--- Begin Task data ---

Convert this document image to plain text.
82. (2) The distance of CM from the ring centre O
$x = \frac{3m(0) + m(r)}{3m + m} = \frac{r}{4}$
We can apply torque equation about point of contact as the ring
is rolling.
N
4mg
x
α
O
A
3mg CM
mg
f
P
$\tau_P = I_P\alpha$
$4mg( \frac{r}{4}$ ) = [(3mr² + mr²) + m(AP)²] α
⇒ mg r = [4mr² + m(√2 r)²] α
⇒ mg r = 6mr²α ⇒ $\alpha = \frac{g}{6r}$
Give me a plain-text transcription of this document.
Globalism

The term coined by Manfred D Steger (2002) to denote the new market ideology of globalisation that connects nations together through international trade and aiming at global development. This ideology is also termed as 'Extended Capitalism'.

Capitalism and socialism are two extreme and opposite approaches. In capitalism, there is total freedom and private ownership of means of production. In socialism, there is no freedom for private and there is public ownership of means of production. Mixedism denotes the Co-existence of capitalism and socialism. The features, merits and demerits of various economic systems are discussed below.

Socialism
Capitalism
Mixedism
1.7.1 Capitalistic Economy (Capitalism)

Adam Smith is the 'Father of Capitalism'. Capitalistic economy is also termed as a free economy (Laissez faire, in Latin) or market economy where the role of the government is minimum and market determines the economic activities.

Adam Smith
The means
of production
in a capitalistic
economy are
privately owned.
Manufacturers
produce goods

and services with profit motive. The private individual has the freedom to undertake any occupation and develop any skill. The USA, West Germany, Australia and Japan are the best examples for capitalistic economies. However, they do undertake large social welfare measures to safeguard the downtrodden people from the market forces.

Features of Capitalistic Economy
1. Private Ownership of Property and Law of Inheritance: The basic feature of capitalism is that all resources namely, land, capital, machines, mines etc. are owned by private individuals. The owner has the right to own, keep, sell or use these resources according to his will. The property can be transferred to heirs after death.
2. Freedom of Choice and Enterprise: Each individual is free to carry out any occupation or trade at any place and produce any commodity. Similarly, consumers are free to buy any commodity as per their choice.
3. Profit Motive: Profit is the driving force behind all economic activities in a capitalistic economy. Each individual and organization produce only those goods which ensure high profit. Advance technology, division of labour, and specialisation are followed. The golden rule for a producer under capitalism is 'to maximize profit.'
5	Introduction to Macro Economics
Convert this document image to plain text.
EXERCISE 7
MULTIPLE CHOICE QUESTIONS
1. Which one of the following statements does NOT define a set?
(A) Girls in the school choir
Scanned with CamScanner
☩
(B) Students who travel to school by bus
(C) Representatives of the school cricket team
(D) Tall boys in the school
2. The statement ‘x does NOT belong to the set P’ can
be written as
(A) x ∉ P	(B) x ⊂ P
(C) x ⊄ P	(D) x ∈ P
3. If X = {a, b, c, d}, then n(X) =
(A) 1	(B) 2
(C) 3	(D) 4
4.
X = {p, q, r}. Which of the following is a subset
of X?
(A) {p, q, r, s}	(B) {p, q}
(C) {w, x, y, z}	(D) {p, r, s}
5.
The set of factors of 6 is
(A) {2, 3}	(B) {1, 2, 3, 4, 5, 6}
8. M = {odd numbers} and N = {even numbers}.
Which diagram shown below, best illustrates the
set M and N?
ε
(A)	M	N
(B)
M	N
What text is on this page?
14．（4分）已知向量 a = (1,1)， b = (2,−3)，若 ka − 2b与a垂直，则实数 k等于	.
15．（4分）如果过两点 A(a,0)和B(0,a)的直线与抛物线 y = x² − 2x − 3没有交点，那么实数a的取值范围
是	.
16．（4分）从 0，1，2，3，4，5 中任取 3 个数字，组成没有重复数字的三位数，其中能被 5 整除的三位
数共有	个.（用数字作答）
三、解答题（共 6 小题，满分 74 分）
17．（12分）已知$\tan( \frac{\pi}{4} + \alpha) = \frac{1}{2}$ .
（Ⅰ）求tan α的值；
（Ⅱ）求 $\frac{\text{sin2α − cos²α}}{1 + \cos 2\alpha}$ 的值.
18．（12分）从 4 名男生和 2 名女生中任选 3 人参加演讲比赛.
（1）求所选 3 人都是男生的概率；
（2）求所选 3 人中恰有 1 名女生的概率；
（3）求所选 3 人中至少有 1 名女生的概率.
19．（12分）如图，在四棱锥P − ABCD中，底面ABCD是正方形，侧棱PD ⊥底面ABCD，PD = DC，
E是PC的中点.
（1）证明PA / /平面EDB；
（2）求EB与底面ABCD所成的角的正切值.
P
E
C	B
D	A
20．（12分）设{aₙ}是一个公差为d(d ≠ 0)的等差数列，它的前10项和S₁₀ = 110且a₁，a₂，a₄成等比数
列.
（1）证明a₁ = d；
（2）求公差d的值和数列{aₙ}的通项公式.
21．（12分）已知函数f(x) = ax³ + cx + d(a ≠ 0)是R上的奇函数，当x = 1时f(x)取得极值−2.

--- End Task data ---

→ Requirement:
Output, unchanged, the lines from the line with "What text is on this page?" through the final line of the material.

→ Answer below:
What text is on this page?
14．（4分）已知向量 a = (1,1)， b = (2,−3)，若 ka − 2b与a垂直，则实数 k等于	.
15．（4分）如果过两点 A(a,0)和B(0,a)的直线与抛物线 y = x² − 2x − 3没有交点，那么实数a的取值范围
是	.
16．（4分）从 0，1，2，3，4，5 中任取 3 个数字，组成没有重复数字的三位数，其中能被 5 整除的三位
数共有	个.（用数字作答）
三、解答题（共 6 小题，满分 74 分）
17．（12分）已知$\tan( \frac{\pi}{4} + \alpha) = \frac{1}{2}$ .
（Ⅰ）求tan α的值；
（Ⅱ）求 $\frac{\text{sin2α − cos²α}}{1 + \cos 2\alpha}$ 的值.
18．（12分）从 4 名男生和 2 名女生中任选 3 人参加演讲比赛.
（1）求所选 3 人都是男生的概率；
（2）求所选 3 人中恰有 1 名女生的概率；
（3）求所选 3 人中至少有 1 名女生的概率.
19．（12分）如图，在四棱锥P − ABCD中，底面ABCD是正方形，侧棱PD ⊥底面ABCD，PD = DC，
E是PC的中点.
（1）证明PA / /平面EDB；
（2）求EB与底面ABCD所成的角的正切值.
P
E
C	B
D	A
20．（12分）设{aₙ}是一个公差为d(d ≠ 0)的等差数列，它的前10项和S₁₀ = 110且a₁，a₂，a₄成等比数
列.
（1）证明a₁ = d；
（2）求公差d的值和数列{aₙ}的通项公式.
21．（12分）已知函数f(x) = ax³ + cx + d(a ≠ 0)是R上的奇函数，当x = 1时f(x)取得极值−2.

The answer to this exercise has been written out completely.